> Exercise materials:
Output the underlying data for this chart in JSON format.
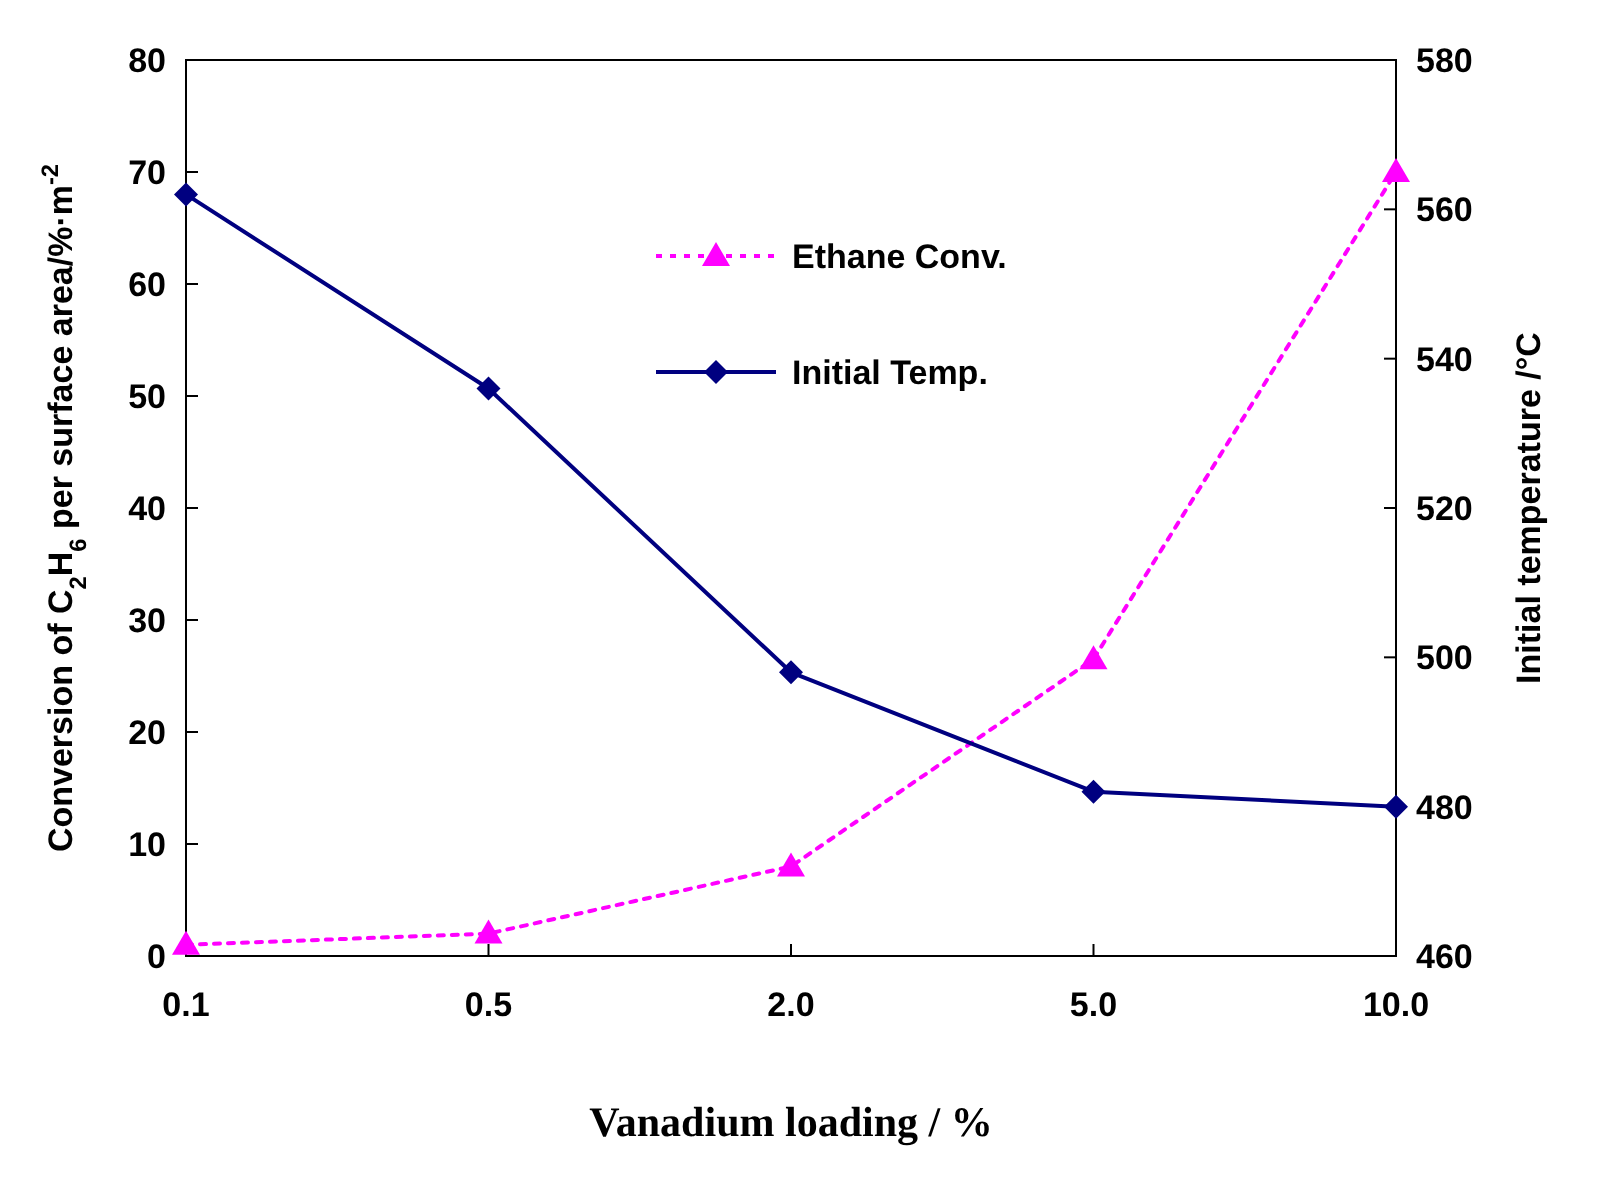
{
  "chart_data": {
    "type": "line",
    "xlabel": "Vanadium loading / %",
    "ylabel": "Conversion of C$_{2}$H$_{6}$ per surface area/%·m$^{-2}$",
    "y2label": "Initial temperature /°C",
    "categories": [
      "0.1",
      "0.5",
      "2.0",
      "5.0",
      "10.0"
    ],
    "series": [
      {
        "name": "Ethane Conv.",
        "color": "#ff00ff",
        "values": [
          1,
          2,
          8,
          26.5,
          70
        ],
        "marker": "triangle",
        "line_style": "dotted"
      },
      {
        "name": "Initial Temp.",
        "color": "#000080",
        "values": [
          562,
          536,
          498,
          482,
          480
        ],
        "marker": "diamond",
        "line_style": "solid",
        "axis": "y2"
      }
    ],
    "ylim": [
      0,
      80
    ],
    "yticks": [
      0,
      10,
      20,
      30,
      40,
      50,
      60,
      70,
      80
    ],
    "y2lim": [
      460,
      580
    ],
    "y2ticks": [
      460,
      480,
      500,
      520,
      540,
      560,
      580
    ],
    "grid": false,
    "legend": "top"
  }
}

> Set task:
Exactly as written, return every line of the listing, but not the pictures.

> Correct output:
Output the underlying data for this chart in JSON format.
{
  "chart_data": {
    "type": "line",
    "xlabel": "Vanadium loading / %",
    "ylabel": "Conversion of C$_{2}$H$_{6}$ per surface area/%·m$^{-2}$",
    "y2label": "Initial temperature /°C",
    "categories": [
      "0.1",
      "0.5",
      "2.0",
      "5.0",
      "10.0"
    ],
    "series": [
      {
        "name": "Ethane Conv.",
        "color": "#ff00ff",
        "values": [
          1,
          2,
          8,
          26.5,
          70
        ],
        "marker": "triangle",
        "line_style": "dotted"
      },
      {
        "name": "Initial Temp.",
        "color": "#000080",
        "values": [
          562,
          536,
          498,
          482,
          480
        ],
        "marker": "diamond",
        "line_style": "solid",
        "axis": "y2"
      }
    ],
    "ylim": [
      0,
      80
    ],
    "yticks": [
      0,
      10,
      20,
      30,
      40,
      50,
      60,
      70,
      80
    ],
    "y2lim": [
      460,
      580
    ],
    "y2ticks": [
      460,
      480,
      500,
      520,
      540,
      560,
      580
    ],
    "grid": false,
    "legend": "top"
  }
}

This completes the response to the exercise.